Answer with one number only: the number of lines that contain "nextbits".
++++++++
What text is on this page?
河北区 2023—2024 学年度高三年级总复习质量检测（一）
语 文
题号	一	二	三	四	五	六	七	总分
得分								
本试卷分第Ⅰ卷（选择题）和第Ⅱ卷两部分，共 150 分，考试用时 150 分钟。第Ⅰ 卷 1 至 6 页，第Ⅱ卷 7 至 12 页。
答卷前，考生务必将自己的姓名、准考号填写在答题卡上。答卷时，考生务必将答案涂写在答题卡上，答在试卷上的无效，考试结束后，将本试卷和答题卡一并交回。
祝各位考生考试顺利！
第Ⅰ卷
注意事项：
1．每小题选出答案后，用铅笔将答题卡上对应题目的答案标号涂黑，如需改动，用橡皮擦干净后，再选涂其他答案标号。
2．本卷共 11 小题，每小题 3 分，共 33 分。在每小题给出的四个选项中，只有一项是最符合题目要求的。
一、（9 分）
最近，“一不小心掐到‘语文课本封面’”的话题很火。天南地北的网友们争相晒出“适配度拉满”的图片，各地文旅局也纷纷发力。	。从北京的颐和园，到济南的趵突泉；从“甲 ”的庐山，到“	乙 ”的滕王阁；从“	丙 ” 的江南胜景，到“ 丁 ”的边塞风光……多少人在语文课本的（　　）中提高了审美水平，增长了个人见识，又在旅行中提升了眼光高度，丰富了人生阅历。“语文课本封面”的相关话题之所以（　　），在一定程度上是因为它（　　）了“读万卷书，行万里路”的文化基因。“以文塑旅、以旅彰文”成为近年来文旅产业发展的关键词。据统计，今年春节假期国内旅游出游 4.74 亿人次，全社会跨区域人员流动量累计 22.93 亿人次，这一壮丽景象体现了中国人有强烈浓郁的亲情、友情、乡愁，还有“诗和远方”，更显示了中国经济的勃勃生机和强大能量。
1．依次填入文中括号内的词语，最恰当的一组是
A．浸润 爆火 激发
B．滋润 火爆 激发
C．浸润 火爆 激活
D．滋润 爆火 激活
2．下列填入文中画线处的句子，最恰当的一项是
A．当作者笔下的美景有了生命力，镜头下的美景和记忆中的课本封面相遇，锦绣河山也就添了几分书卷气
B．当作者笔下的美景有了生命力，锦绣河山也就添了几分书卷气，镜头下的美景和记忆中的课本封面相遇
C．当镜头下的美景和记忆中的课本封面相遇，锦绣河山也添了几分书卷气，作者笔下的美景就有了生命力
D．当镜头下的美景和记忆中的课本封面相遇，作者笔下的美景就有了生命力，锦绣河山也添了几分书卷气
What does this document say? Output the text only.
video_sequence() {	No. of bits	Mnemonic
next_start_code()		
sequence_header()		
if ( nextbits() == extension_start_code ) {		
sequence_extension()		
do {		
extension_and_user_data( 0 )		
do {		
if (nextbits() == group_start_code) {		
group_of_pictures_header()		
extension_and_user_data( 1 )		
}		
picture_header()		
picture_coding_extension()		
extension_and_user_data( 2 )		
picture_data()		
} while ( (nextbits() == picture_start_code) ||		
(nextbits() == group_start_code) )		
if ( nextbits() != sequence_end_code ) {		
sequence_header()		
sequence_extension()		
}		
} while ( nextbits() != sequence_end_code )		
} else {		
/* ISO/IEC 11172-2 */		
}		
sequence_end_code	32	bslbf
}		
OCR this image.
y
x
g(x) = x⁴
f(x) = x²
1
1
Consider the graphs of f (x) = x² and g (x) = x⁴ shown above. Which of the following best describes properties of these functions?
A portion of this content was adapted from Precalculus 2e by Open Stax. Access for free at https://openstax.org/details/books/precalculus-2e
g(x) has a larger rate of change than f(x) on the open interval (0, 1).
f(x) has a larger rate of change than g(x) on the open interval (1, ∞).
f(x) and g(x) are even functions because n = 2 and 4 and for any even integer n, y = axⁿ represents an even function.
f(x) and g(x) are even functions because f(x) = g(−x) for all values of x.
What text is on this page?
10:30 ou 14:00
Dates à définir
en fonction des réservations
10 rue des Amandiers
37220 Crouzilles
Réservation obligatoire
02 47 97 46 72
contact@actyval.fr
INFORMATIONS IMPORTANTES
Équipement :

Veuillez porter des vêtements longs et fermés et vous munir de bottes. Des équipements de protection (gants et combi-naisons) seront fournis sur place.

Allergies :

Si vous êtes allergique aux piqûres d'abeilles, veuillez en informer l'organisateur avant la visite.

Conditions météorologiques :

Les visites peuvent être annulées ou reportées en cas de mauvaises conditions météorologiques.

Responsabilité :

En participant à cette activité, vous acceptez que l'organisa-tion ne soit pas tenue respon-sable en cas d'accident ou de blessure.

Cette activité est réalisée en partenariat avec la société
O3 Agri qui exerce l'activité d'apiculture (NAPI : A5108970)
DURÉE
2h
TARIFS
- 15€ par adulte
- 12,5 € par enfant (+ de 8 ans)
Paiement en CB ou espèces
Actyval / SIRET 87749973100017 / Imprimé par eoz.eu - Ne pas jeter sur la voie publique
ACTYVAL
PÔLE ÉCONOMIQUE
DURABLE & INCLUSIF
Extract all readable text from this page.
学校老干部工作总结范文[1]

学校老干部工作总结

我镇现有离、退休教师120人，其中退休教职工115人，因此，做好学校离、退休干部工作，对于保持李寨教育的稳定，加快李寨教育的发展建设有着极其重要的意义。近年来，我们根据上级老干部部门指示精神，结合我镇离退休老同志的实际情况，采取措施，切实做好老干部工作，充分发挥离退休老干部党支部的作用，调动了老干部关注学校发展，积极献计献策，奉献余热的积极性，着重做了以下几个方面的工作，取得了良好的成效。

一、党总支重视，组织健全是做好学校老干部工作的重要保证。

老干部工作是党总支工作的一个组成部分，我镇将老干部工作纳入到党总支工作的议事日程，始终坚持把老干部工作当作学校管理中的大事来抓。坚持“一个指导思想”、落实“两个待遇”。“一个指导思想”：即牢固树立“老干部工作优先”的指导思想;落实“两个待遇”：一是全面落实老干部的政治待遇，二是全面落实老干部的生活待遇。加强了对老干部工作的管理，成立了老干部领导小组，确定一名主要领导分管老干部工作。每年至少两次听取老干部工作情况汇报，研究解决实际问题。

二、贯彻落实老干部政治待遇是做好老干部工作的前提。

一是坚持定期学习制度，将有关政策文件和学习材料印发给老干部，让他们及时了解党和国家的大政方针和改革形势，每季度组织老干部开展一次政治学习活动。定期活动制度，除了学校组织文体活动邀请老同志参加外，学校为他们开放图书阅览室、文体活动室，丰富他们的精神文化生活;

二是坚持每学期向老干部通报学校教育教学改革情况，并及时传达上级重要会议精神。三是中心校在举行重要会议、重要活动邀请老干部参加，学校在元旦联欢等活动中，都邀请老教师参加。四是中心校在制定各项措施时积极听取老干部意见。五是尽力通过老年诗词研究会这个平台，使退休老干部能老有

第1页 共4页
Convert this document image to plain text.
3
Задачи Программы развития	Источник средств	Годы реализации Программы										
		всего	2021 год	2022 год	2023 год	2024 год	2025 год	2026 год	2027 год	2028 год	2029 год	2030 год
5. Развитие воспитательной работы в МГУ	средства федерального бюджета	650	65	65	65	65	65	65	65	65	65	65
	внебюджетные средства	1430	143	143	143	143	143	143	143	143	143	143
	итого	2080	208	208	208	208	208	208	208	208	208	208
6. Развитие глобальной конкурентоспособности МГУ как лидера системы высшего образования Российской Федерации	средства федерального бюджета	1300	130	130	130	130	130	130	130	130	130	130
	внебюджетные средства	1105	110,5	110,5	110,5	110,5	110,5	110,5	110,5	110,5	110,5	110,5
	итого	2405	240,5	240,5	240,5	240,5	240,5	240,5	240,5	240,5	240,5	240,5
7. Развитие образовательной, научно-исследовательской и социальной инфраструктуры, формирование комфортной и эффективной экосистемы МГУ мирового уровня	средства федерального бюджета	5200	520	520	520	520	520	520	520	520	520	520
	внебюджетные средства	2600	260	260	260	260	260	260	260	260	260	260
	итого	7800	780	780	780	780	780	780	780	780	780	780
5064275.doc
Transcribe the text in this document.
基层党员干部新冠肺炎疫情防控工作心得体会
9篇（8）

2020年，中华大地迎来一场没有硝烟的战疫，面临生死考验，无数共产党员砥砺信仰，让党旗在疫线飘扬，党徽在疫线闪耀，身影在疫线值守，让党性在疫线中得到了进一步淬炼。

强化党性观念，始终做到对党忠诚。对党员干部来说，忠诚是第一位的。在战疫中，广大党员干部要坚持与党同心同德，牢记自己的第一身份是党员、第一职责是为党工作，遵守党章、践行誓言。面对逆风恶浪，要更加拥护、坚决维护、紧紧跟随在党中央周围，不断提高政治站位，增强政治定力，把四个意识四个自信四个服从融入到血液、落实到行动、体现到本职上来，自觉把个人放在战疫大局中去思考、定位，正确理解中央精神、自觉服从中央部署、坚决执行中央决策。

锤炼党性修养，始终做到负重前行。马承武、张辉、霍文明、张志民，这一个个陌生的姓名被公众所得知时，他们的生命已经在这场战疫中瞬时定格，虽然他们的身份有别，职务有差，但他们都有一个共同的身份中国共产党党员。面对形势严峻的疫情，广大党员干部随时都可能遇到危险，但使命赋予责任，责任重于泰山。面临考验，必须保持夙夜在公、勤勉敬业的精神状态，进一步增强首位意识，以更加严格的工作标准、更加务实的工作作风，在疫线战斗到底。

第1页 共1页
++++++++
Answer to the exercise: 6